* Recorded information
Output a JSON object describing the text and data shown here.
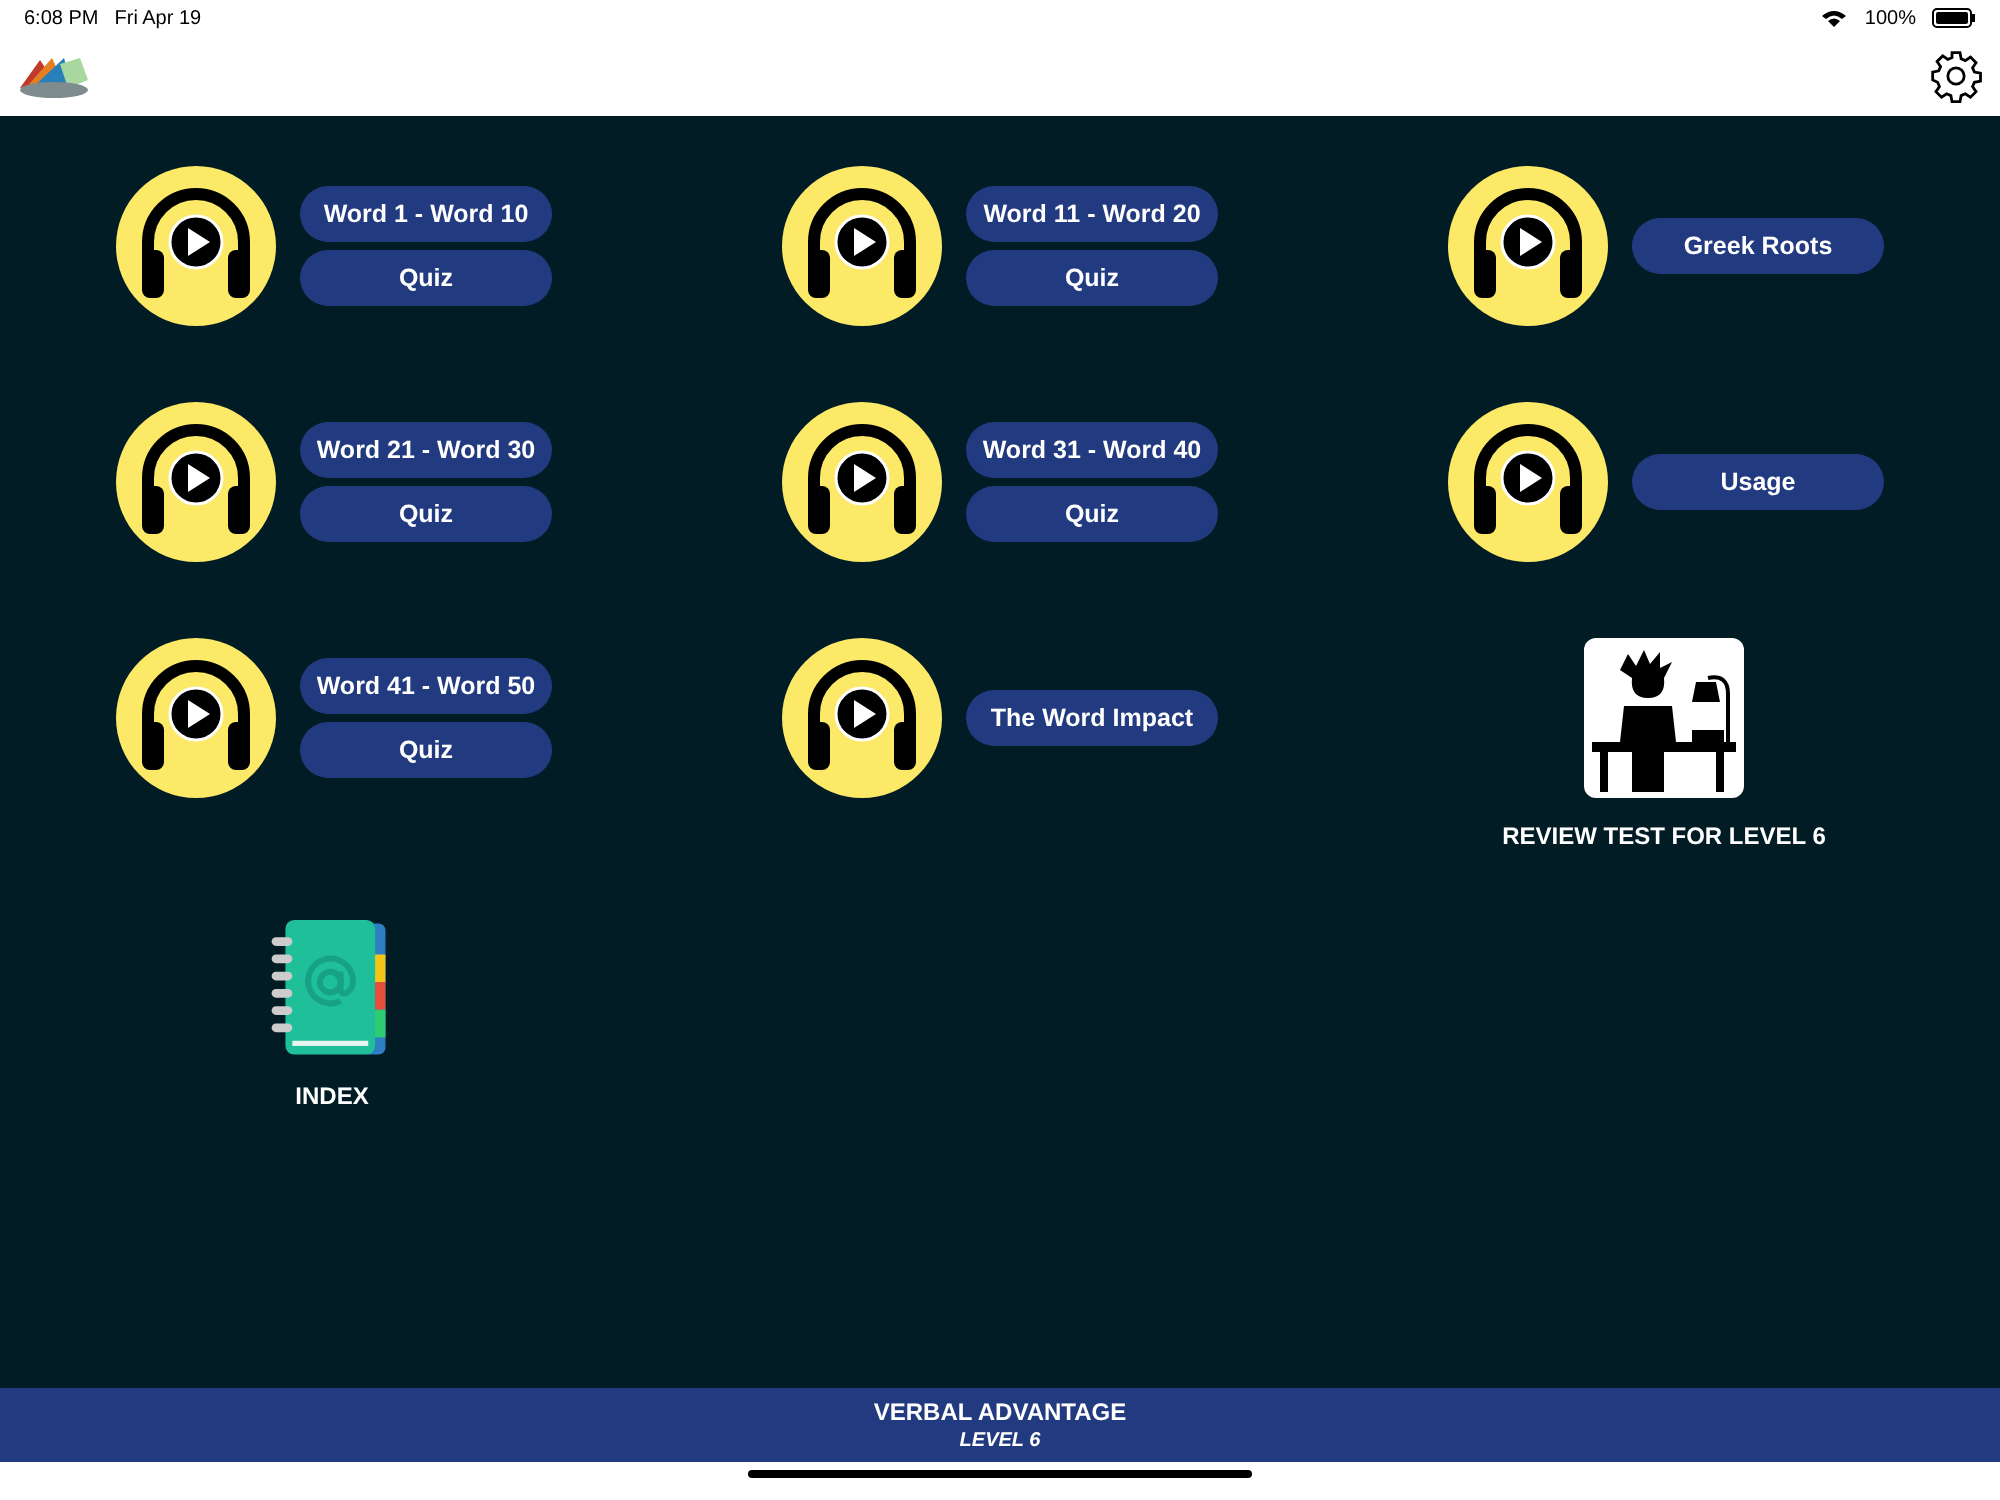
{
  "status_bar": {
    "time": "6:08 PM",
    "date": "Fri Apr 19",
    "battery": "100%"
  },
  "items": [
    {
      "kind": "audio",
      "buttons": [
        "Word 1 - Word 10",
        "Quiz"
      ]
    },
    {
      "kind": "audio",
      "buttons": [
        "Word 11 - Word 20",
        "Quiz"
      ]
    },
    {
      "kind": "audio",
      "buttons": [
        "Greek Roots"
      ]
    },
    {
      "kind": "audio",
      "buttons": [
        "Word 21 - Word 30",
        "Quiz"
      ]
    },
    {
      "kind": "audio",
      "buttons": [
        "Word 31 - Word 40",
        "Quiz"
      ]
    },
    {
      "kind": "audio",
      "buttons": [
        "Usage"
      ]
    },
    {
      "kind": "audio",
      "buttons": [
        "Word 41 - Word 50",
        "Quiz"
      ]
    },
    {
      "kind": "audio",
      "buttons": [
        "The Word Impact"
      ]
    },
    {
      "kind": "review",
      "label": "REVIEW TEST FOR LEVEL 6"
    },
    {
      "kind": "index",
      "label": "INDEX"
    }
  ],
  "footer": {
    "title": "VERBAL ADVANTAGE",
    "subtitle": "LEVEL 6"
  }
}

...

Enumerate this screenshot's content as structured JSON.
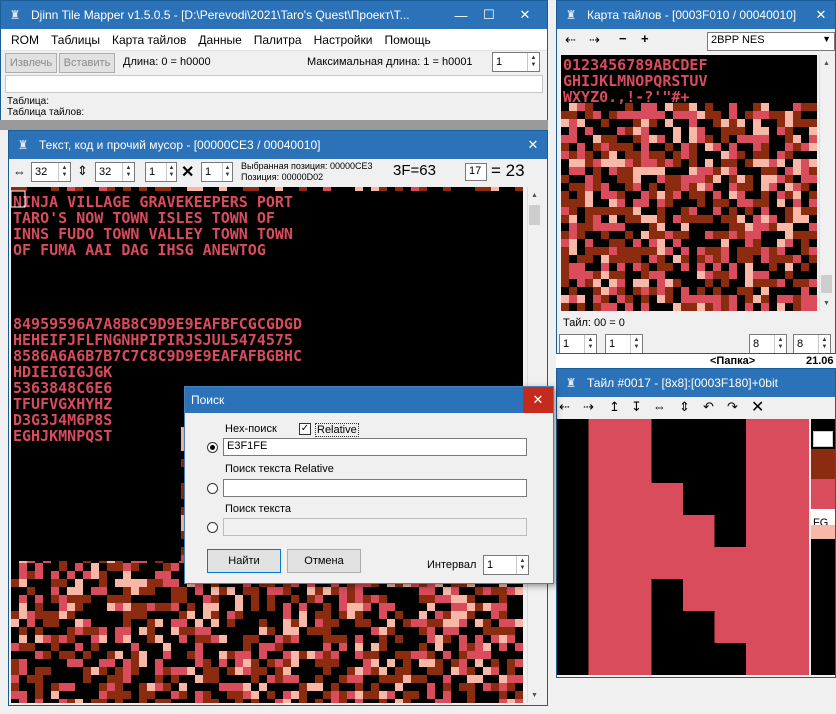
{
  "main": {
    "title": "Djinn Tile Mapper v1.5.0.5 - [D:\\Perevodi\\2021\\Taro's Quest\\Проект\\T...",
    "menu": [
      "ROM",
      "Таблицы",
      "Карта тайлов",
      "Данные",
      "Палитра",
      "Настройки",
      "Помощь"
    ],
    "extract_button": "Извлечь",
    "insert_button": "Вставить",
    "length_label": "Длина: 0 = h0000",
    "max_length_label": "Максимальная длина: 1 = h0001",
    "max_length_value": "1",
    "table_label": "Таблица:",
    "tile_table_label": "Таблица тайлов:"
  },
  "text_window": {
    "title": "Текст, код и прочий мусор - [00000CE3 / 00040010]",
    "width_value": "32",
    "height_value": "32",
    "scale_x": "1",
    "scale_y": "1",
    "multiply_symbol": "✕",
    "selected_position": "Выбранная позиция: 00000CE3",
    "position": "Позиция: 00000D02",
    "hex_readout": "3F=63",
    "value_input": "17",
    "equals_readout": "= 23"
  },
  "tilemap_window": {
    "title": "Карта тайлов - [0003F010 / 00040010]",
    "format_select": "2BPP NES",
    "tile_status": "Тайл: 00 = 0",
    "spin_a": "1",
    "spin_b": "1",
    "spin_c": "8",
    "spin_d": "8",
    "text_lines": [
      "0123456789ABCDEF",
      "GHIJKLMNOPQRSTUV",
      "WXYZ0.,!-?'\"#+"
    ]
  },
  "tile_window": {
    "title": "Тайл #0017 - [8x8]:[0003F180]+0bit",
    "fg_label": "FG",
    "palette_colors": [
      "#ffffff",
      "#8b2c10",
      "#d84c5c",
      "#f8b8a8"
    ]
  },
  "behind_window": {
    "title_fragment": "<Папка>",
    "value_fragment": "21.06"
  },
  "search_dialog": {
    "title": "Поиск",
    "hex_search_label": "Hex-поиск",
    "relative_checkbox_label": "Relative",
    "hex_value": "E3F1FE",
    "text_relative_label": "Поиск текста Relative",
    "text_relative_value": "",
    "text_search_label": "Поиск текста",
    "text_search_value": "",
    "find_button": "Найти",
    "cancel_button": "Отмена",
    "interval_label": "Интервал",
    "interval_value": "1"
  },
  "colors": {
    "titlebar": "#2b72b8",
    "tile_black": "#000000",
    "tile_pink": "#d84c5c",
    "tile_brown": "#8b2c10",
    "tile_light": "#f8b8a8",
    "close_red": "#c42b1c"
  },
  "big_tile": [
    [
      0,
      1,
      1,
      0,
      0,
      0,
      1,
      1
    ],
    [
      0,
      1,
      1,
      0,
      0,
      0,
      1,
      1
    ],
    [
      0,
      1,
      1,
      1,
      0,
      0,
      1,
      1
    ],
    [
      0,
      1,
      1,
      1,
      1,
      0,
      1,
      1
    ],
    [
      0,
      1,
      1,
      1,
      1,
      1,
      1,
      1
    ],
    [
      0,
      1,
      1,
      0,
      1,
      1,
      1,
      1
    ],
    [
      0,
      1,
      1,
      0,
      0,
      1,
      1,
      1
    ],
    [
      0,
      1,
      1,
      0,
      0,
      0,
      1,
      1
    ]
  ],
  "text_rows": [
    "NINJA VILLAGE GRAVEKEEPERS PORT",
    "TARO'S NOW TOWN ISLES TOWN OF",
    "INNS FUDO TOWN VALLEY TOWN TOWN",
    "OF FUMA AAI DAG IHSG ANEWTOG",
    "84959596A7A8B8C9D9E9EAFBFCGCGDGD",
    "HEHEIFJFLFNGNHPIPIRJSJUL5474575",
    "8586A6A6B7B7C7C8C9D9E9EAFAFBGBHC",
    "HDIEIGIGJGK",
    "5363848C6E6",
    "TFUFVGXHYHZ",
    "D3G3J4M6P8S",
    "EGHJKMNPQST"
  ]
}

* Your objective
Show all lines in the entries above where the word "LEVEL" appears.

* Output below
      "label": "REVIEW TEST FOR LEVEL 6"
    "subtitle": "LEVEL 6"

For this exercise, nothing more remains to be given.